Dataset rows:
------------------------------------------------------------------------

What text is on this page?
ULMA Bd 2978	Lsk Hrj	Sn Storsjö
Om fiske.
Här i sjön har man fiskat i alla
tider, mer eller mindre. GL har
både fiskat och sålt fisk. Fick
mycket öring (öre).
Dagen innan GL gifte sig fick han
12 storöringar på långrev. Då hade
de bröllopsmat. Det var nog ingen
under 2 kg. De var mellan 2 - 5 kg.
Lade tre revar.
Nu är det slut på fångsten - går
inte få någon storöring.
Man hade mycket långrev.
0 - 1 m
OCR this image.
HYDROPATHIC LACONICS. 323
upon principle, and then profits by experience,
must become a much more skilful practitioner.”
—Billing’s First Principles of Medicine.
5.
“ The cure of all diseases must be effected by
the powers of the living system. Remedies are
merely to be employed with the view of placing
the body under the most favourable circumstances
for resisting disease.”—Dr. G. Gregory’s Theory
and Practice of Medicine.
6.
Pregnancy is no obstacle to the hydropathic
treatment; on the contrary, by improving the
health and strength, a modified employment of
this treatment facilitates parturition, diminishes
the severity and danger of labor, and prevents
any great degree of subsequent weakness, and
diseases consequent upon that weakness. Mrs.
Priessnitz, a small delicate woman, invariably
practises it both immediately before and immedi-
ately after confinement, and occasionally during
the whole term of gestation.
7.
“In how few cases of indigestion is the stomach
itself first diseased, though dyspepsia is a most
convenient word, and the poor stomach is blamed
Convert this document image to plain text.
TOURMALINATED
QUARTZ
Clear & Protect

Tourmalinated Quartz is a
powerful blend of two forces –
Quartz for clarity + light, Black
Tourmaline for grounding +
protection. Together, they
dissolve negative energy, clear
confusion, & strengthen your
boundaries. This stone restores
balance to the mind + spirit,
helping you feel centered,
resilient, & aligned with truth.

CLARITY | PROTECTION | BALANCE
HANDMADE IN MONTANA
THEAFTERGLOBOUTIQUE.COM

------------------------------------------------------------------------

> **YOUR GOAL**
Return nothing except the number of lines that include the string "with".

> **TASK RESULT**
2